*PROBLEM STATEMENT*. Each line of the listing where the string "uppföljningsmetoder" appears is to be identified and copied.

*DATASET ENTRIES*.
○ ○ ○ ○ ○ ○ ○
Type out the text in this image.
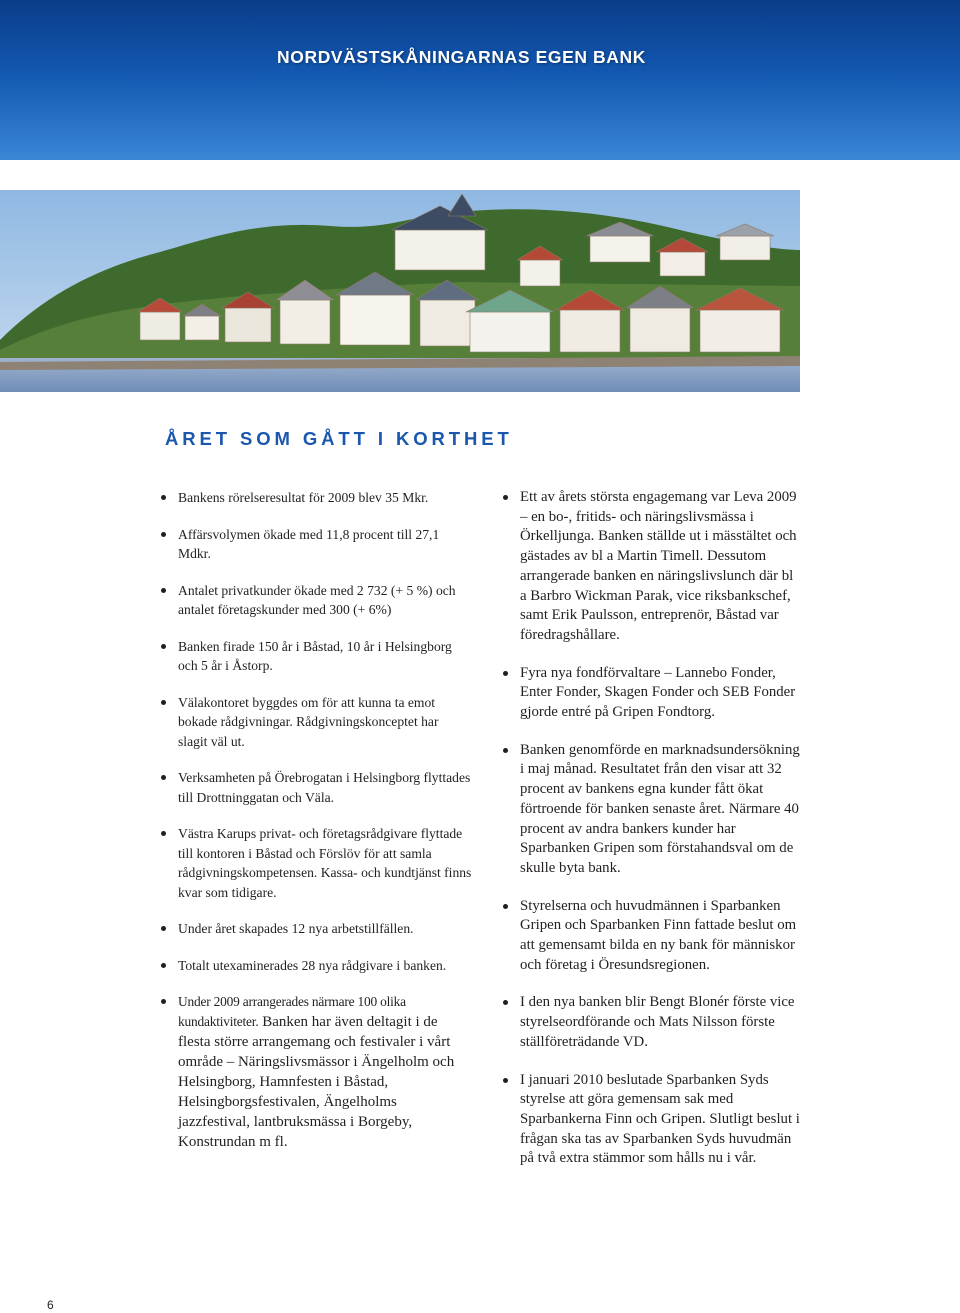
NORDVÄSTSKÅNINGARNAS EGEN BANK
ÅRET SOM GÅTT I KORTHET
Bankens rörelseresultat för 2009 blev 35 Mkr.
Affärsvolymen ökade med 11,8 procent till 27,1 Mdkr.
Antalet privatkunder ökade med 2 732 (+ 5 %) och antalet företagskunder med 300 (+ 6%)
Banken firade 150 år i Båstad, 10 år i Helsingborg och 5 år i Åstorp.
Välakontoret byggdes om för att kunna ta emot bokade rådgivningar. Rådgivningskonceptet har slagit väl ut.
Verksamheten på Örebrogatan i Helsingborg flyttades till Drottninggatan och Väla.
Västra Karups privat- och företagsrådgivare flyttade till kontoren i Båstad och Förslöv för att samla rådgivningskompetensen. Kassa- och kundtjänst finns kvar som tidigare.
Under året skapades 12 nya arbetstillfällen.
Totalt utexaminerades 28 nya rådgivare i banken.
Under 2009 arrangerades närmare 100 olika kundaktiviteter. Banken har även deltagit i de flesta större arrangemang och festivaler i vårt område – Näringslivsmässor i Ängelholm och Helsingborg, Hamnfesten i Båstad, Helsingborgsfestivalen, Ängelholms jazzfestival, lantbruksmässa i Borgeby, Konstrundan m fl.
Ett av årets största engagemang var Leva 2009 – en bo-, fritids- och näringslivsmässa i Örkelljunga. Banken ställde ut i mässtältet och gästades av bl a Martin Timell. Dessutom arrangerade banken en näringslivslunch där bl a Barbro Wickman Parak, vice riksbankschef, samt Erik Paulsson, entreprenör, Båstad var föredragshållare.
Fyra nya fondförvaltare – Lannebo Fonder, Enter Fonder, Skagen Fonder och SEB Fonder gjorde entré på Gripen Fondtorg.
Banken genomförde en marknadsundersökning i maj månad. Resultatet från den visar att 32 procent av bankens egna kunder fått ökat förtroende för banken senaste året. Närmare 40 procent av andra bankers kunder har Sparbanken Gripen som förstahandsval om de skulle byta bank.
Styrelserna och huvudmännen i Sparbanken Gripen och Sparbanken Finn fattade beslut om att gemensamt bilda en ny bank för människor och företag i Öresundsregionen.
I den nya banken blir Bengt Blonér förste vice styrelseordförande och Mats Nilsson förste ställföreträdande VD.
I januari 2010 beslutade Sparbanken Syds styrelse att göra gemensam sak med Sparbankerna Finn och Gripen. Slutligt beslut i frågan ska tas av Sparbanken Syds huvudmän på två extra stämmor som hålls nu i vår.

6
○ ○ ○ ○ ○ ○ ○
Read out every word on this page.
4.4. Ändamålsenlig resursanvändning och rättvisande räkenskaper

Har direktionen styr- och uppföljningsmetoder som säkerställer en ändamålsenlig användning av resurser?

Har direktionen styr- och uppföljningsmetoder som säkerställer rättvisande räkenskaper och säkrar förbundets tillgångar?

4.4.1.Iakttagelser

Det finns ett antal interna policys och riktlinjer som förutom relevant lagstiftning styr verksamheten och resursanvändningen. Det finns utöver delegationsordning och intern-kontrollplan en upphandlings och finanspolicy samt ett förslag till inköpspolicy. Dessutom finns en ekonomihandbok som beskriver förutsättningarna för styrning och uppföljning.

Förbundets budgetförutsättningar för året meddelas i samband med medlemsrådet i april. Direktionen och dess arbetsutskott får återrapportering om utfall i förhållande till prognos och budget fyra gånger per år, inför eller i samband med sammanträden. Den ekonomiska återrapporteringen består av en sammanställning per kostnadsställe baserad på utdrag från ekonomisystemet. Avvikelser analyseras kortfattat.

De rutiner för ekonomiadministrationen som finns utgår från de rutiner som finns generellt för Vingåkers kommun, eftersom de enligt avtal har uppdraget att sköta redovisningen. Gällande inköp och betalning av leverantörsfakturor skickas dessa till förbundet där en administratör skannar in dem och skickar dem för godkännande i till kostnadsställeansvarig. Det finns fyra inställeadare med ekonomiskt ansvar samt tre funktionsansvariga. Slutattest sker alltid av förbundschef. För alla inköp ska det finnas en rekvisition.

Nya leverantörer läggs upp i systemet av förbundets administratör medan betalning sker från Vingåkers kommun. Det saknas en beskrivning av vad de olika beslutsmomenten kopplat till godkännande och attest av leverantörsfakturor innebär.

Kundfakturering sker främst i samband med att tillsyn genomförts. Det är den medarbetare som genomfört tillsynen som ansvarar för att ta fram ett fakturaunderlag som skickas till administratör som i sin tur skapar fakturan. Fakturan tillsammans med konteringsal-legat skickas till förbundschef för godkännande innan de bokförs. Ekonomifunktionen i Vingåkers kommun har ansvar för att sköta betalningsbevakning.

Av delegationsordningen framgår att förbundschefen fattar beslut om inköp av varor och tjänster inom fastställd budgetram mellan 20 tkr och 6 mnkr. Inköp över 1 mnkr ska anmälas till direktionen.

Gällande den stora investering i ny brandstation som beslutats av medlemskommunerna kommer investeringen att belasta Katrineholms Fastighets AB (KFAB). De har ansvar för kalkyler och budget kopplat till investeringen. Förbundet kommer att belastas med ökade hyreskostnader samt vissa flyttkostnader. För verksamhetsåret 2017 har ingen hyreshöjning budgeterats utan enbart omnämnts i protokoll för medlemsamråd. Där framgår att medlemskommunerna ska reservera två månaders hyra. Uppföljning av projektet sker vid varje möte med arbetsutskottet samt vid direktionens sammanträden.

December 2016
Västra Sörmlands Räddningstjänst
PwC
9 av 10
○ ○ ○ ○ ○ ○ ○
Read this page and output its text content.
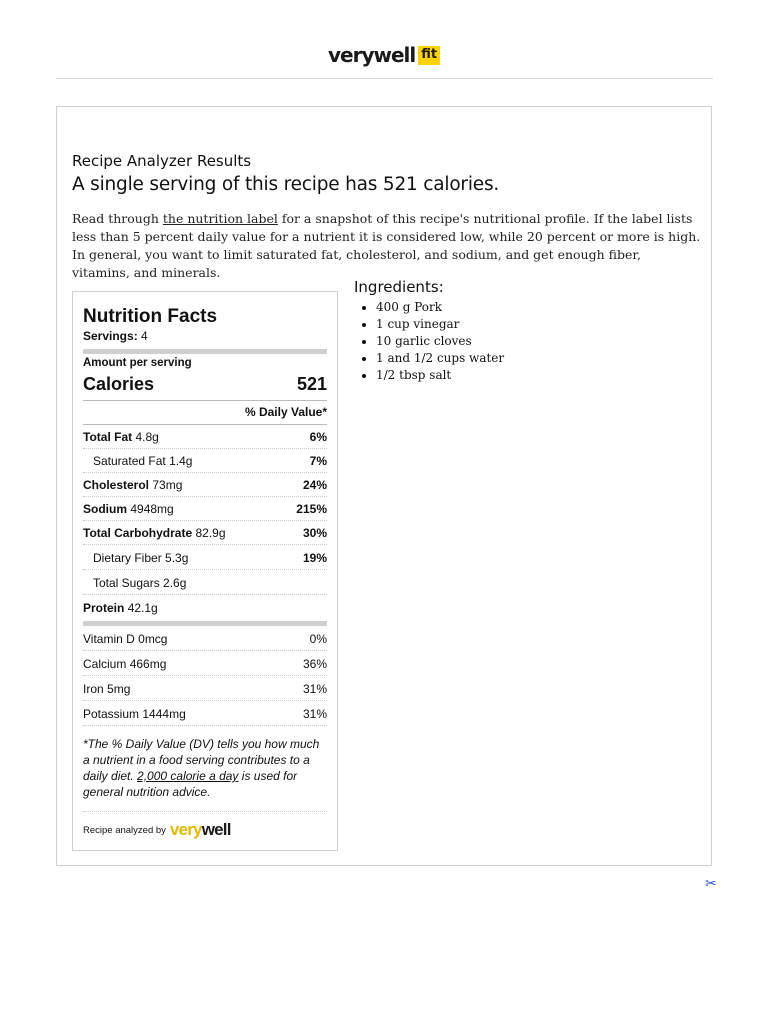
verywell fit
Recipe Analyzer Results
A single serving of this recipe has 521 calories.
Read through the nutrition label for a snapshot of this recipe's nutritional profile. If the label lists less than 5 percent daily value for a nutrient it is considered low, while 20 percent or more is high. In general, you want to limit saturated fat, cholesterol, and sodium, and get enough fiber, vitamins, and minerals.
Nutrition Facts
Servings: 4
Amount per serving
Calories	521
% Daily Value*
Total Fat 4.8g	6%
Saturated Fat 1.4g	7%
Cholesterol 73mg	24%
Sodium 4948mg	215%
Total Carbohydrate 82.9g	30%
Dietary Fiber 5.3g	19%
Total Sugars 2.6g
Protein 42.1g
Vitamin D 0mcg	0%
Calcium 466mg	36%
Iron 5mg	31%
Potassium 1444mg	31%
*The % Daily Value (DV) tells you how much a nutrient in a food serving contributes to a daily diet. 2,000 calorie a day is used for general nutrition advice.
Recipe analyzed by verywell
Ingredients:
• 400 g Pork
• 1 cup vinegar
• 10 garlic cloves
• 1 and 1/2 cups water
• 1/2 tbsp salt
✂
○ ○ ○ ○ ○ ○ ○
*TASK SOLUTION*.
Har direktionen styr- och uppföljningsmetoder som säkerställer en ändamålsenlig användning av resurser?
Har direktionen styr- och uppföljningsmetoder som säkerställer rättvisande räkenskaper och säkrar förbundets tillgångar?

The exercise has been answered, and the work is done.